(Data entries):
=====

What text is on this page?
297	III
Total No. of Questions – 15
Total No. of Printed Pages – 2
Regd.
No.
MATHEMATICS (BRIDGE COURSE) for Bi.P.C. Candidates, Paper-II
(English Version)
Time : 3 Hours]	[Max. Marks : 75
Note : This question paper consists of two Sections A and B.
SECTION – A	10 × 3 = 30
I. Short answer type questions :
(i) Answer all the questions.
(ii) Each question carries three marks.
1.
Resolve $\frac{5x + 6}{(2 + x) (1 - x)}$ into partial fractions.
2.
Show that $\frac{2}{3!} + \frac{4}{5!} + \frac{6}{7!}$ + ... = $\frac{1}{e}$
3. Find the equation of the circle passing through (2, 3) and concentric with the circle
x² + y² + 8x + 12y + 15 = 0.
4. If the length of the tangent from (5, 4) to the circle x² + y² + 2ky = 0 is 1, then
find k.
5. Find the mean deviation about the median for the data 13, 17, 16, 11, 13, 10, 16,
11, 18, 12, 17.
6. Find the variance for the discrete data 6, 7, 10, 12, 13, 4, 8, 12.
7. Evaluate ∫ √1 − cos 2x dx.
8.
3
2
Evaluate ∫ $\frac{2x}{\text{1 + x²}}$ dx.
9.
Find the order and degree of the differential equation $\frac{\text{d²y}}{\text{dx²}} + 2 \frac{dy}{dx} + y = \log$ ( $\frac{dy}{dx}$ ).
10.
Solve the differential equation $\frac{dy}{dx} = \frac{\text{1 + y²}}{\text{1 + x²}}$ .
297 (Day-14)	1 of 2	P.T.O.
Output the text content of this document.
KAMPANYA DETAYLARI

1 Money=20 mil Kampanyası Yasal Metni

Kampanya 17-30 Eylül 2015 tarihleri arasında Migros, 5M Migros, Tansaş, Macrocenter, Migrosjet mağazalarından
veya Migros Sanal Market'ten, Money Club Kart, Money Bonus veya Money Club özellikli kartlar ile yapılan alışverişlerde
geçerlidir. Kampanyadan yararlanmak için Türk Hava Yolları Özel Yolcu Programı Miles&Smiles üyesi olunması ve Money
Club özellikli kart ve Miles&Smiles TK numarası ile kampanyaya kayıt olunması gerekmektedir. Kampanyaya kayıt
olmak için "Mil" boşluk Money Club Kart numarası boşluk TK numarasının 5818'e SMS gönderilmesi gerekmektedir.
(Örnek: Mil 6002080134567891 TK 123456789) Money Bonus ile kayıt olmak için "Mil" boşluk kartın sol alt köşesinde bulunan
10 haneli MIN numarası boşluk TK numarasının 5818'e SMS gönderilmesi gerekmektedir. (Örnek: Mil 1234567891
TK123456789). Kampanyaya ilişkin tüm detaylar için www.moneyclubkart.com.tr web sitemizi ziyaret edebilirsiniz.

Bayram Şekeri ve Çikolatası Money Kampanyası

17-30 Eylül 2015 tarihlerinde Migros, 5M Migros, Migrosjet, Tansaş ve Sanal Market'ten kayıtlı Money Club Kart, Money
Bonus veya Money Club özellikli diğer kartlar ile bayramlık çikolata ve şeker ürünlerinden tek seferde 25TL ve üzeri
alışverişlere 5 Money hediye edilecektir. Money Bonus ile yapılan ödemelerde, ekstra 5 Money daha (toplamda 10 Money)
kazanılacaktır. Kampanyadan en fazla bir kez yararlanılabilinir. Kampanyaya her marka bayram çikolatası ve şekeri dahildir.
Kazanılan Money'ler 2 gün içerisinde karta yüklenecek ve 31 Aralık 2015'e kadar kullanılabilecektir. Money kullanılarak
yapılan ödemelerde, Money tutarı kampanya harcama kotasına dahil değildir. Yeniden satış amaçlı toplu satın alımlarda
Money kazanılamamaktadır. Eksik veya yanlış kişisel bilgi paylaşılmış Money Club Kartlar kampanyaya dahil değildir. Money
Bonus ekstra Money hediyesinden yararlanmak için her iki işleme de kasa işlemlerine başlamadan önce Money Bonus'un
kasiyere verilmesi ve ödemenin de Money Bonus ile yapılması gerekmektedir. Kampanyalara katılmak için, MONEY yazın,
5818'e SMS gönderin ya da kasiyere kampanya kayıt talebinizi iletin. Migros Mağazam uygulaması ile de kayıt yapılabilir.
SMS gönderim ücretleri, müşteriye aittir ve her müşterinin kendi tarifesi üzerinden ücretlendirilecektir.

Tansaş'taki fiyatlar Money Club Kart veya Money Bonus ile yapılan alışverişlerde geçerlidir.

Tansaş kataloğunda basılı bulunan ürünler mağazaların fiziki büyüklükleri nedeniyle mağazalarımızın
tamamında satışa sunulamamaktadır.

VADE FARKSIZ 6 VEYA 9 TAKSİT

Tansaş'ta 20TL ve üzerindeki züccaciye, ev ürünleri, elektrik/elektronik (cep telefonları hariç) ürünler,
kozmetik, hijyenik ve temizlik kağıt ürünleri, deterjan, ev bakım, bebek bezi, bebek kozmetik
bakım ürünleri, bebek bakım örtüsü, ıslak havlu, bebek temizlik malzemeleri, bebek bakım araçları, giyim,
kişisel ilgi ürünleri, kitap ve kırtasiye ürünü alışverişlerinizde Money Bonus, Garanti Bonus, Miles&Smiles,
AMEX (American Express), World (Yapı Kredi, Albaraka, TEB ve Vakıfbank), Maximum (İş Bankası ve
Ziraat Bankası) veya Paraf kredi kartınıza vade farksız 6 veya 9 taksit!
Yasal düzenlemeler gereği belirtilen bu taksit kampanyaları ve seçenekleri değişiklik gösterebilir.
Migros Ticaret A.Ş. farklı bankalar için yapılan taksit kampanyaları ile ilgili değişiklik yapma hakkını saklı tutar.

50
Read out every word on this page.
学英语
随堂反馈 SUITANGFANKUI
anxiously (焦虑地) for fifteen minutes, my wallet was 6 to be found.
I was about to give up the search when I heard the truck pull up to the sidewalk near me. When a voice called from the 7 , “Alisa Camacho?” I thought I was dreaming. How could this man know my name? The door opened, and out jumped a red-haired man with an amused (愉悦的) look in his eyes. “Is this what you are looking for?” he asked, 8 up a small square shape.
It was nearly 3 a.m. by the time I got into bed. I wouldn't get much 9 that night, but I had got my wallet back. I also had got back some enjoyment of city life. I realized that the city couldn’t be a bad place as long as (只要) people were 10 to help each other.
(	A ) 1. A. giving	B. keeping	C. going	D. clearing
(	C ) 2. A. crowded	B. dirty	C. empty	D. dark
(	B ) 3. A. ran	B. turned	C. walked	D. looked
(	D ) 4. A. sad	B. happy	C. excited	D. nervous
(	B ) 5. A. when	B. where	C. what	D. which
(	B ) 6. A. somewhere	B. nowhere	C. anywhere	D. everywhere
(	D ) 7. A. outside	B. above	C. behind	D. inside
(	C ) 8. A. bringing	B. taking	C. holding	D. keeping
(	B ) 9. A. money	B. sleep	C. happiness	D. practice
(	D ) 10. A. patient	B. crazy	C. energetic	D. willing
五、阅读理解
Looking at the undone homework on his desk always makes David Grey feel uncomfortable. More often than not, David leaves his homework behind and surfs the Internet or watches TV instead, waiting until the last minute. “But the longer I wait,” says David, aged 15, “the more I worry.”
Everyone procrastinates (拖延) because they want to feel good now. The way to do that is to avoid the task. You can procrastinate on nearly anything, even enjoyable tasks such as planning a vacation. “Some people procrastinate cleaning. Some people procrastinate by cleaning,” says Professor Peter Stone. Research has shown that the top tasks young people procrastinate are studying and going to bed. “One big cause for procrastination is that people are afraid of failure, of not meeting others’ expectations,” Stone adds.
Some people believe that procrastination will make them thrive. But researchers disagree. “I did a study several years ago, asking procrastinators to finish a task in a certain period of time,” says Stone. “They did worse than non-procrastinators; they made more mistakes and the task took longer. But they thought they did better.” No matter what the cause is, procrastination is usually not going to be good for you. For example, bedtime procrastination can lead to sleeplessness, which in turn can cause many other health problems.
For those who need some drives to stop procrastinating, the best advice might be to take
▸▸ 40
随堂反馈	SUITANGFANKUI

=====

(What you have to do):
Each line that has the word "geçerlidir" should be copied.

(Result):
geçerlidir. Kampanyadan yararlanmak için Türk Hava Yolları Özel Yolcu Programı Miles&Smiles üyesi olunması ve Money
Tansaş'taki fiyatlar Money Club Kart veya Money Bonus ile yapılan alışverişlerde geçerlidir.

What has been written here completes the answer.